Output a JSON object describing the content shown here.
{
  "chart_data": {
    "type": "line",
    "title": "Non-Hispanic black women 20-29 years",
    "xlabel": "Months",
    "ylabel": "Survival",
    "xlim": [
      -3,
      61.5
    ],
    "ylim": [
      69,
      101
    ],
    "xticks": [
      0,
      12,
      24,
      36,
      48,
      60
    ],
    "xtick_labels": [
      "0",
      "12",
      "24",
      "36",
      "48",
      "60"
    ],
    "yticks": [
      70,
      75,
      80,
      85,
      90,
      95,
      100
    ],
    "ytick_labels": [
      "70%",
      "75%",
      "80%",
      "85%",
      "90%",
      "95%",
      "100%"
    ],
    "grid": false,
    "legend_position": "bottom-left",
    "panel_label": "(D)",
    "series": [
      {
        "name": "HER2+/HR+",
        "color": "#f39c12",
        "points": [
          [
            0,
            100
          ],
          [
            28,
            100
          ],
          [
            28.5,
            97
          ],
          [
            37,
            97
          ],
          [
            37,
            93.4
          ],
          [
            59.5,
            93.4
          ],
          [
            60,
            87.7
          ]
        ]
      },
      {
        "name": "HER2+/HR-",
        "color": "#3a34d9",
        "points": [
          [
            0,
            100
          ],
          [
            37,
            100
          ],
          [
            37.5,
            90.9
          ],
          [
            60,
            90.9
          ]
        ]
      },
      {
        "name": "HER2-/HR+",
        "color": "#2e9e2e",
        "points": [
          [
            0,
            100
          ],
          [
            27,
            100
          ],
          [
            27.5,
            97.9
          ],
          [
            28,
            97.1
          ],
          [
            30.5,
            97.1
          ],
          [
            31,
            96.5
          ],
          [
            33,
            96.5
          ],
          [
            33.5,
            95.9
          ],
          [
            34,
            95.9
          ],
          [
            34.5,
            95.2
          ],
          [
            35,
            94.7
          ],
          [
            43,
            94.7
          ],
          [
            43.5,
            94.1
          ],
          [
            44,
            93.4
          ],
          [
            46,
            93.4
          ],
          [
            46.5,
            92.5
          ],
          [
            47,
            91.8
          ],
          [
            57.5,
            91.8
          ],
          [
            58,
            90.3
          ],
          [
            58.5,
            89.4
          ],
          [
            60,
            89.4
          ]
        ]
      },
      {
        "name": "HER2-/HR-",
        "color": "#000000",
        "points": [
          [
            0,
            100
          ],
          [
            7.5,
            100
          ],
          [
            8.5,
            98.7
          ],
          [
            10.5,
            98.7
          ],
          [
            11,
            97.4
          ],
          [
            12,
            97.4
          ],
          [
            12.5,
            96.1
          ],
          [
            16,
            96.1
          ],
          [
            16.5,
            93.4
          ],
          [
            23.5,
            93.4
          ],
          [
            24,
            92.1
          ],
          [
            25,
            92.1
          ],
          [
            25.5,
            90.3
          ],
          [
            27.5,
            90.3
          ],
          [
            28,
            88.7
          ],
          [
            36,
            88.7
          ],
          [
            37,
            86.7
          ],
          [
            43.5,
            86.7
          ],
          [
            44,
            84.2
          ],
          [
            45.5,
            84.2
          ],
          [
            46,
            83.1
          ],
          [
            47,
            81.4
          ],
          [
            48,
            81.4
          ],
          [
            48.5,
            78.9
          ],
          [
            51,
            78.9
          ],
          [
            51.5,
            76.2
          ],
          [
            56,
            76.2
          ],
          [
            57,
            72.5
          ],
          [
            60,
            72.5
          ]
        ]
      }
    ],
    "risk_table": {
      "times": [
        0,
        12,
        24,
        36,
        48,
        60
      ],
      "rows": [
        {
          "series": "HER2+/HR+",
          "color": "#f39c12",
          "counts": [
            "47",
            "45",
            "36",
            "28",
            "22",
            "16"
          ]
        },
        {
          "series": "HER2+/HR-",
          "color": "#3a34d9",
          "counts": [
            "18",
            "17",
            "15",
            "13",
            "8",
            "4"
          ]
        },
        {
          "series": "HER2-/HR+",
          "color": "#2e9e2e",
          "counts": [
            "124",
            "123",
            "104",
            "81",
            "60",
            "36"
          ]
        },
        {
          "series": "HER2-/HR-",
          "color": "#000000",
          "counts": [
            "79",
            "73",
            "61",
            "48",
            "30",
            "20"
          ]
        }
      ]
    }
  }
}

┄┄┄┄┄┄┄┄┄┄

▶ What is expected
Print every record exactly as it was given.

▶ Finished exercise
Output a JSON object describing the content shown here.
{
  "chart_data": {
    "type": "line",
    "title": "Non-Hispanic black women 20-29 years",
    "xlabel": "Months",
    "ylabel": "Survival",
    "xlim": [
      -3,
      61.5
    ],
    "ylim": [
      69,
      101
    ],
    "xticks": [
      0,
      12,
      24,
      36,
      48,
      60
    ],
    "xtick_labels": [
      "0",
      "12",
      "24",
      "36",
      "48",
      "60"
    ],
    "yticks": [
      70,
      75,
      80,
      85,
      90,
      95,
      100
    ],
    "ytick_labels": [
      "70%",
      "75%",
      "80%",
      "85%",
      "90%",
      "95%",
      "100%"
    ],
    "grid": false,
    "legend_position": "bottom-left",
    "panel_label": "(D)",
    "series": [
      {
        "name": "HER2+/HR+",
        "color": "#f39c12",
        "points": [
          [
            0,
            100
          ],
          [
            28,
            100
          ],
          [
            28.5,
            97
          ],
          [
            37,
            97
          ],
          [
            37,
            93.4
          ],
          [
            59.5,
            93.4
          ],
          [
            60,
            87.7
          ]
        ]
      },
      {
        "name": "HER2+/HR-",
        "color": "#3a34d9",
        "points": [
          [
            0,
            100
          ],
          [
            37,
            100
          ],
          [
            37.5,
            90.9
          ],
          [
            60,
            90.9
          ]
        ]
      },
      {
        "name": "HER2-/HR+",
        "color": "#2e9e2e",
        "points": [
          [
            0,
            100
          ],
          [
            27,
            100
          ],
          [
            27.5,
            97.9
          ],
          [
            28,
            97.1
          ],
          [
            30.5,
            97.1
          ],
          [
            31,
            96.5
          ],
          [
            33,
            96.5
          ],
          [
            33.5,
            95.9
          ],
          [
            34,
            95.9
          ],
          [
            34.5,
            95.2
          ],
          [
            35,
            94.7
          ],
          [
            43,
            94.7
          ],
          [
            43.5,
            94.1
          ],
          [
            44,
            93.4
          ],
          [
            46,
            93.4
          ],
          [
            46.5,
            92.5
          ],
          [
            47,
            91.8
          ],
          [
            57.5,
            91.8
          ],
          [
            58,
            90.3
          ],
          [
            58.5,
            89.4
          ],
          [
            60,
            89.4
          ]
        ]
      },
      {
        "name": "HER2-/HR-",
        "color": "#000000",
        "points": [
          [
            0,
            100
          ],
          [
            7.5,
            100
          ],
          [
            8.5,
            98.7
          ],
          [
            10.5,
            98.7
          ],
          [
            11,
            97.4
          ],
          [
            12,
            97.4
          ],
          [
            12.5,
            96.1
          ],
          [
            16,
            96.1
          ],
          [
            16.5,
            93.4
          ],
          [
            23.5,
            93.4
          ],
          [
            24,
            92.1
          ],
          [
            25,
            92.1
          ],
          [
            25.5,
            90.3
          ],
          [
            27.5,
            90.3
          ],
          [
            28,
            88.7
          ],
          [
            36,
            88.7
          ],
          [
            37,
            86.7
          ],
          [
            43.5,
            86.7
          ],
          [
            44,
            84.2
          ],
          [
            45.5,
            84.2
          ],
          [
            46,
            83.1
          ],
          [
            47,
            81.4
          ],
          [
            48,
            81.4
          ],
          [
            48.5,
            78.9
          ],
          [
            51,
            78.9
          ],
          [
            51.5,
            76.2
          ],
          [
            56,
            76.2
          ],
          [
            57,
            72.5
          ],
          [
            60,
            72.5
          ]
        ]
      }
    ],
    "risk_table": {
      "times": [
        0,
        12,
        24,
        36,
        48,
        60
      ],
      "rows": [
        {
          "series": "HER2+/HR+",
          "color": "#f39c12",
          "counts": [
            "47",
            "45",
            "36",
            "28",
            "22",
            "16"
          ]
        },
        {
          "series": "HER2+/HR-",
          "color": "#3a34d9",
          "counts": [
            "18",
            "17",
            "15",
            "13",
            "8",
            "4"
          ]
        },
        {
          "series": "HER2-/HR+",
          "color": "#2e9e2e",
          "counts": [
            "124",
            "123",
            "104",
            "81",
            "60",
            "36"
          ]
        },
        {
          "series": "HER2-/HR-",
          "color": "#000000",
          "counts": [
            "79",
            "73",
            "61",
            "48",
            "30",
            "20"
          ]
        }
      ]
    }
  }
}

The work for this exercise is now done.